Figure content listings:
+ + + + +

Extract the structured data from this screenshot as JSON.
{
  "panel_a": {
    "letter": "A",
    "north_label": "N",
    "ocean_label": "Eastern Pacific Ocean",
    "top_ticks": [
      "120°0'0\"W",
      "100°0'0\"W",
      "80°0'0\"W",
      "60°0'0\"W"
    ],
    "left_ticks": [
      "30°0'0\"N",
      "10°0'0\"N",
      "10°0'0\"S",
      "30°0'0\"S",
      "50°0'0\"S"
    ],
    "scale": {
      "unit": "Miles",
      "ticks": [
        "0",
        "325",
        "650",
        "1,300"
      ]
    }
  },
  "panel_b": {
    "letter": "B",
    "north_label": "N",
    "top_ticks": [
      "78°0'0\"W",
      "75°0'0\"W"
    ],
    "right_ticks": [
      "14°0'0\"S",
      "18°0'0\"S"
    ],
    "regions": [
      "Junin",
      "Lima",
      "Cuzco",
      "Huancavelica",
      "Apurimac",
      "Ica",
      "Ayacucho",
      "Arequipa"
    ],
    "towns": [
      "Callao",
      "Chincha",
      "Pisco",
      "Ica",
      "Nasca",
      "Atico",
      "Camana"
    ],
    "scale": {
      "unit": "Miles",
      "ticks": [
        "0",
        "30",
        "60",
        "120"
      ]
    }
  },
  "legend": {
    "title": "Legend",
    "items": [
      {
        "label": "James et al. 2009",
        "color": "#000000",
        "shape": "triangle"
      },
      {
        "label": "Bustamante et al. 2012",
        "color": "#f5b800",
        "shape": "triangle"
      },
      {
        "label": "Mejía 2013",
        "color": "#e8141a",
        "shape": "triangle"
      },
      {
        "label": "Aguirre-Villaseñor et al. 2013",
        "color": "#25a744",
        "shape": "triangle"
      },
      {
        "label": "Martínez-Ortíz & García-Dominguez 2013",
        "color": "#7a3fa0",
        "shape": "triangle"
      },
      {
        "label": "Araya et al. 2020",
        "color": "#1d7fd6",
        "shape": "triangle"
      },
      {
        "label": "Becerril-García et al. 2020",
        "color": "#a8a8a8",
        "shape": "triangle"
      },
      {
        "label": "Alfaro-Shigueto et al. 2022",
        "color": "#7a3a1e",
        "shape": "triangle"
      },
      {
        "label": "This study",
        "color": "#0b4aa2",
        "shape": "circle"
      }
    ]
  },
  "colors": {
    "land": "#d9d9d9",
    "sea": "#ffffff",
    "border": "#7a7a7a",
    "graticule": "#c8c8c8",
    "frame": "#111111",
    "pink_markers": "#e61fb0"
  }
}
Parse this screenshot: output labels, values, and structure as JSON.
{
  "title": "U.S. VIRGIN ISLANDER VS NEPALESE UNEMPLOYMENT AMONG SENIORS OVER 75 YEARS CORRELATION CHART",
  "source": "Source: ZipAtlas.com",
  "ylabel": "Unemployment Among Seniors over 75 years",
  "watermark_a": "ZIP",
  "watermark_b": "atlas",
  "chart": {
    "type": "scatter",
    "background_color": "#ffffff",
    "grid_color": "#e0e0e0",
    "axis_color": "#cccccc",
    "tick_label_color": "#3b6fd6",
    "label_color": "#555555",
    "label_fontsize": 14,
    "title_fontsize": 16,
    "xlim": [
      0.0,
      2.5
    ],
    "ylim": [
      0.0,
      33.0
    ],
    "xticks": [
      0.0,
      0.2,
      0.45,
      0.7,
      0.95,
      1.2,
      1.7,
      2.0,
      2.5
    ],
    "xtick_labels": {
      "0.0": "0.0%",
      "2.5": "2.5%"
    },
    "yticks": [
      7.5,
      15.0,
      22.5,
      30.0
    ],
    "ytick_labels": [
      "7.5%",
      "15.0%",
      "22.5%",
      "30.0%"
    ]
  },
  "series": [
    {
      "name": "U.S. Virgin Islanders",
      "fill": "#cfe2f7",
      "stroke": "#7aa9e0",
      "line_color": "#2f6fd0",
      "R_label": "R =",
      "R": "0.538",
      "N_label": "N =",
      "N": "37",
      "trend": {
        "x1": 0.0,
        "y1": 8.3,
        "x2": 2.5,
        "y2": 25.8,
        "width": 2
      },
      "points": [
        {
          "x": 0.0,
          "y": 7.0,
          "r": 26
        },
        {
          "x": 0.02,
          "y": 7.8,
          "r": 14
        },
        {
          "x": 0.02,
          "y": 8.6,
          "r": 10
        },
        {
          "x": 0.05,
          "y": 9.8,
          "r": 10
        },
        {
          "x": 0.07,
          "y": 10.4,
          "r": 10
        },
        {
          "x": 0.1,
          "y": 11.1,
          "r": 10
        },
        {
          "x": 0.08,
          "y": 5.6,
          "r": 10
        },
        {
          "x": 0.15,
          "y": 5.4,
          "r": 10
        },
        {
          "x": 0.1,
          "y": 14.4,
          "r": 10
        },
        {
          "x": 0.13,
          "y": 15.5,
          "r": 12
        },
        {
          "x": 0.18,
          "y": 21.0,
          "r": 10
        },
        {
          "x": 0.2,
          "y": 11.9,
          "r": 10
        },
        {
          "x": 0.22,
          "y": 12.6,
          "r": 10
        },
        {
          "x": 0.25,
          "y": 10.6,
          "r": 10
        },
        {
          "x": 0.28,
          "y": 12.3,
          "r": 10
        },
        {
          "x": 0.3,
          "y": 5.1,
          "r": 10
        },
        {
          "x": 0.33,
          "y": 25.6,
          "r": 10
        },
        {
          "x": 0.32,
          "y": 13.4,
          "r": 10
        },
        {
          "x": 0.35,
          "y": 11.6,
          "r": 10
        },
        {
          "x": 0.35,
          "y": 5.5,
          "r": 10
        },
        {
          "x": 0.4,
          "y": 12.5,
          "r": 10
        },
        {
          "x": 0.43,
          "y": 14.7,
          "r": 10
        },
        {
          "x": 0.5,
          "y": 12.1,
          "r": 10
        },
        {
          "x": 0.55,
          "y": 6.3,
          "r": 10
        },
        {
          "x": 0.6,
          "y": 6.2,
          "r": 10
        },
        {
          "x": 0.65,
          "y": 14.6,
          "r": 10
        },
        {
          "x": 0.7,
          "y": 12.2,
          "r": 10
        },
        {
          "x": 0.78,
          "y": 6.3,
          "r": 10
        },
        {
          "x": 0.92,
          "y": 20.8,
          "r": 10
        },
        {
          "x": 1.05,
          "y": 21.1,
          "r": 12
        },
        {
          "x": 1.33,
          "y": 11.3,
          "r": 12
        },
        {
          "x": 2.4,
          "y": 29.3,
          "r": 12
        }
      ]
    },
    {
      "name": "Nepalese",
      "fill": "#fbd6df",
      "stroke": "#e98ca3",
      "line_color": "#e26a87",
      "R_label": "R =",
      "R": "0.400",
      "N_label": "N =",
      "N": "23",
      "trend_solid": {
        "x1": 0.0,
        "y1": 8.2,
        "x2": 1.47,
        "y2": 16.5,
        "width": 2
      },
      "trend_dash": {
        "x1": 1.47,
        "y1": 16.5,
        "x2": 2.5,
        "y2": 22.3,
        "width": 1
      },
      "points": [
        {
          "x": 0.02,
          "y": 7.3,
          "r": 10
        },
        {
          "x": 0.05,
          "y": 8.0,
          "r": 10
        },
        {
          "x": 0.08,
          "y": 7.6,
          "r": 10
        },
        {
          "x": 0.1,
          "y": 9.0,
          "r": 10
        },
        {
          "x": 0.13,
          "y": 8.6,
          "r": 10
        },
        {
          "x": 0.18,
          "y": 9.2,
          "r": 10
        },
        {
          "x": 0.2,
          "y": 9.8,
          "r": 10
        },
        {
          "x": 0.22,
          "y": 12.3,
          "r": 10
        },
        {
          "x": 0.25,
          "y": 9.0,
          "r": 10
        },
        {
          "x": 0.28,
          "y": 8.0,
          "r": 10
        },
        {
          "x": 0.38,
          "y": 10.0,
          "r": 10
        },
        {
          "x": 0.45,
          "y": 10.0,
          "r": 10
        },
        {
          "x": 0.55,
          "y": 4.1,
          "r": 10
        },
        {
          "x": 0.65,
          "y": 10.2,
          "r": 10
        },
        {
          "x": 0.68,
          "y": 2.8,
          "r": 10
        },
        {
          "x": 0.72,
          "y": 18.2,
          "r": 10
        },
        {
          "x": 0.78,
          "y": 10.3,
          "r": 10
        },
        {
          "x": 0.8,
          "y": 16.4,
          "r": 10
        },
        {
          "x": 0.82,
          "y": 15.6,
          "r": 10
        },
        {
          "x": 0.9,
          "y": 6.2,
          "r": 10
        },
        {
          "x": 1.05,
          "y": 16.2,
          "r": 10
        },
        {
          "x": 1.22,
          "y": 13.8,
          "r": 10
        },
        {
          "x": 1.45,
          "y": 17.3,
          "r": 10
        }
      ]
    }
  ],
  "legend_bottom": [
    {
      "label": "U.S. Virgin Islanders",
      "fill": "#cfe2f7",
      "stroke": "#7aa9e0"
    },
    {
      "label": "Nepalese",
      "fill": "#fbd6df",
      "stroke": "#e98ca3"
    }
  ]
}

+ + + + +

Copy out each line of the data where the string "JSON" appears.

Extract the structured data from this screenshot as JSON.
Parse this screenshot: output labels, values, and structure as JSON.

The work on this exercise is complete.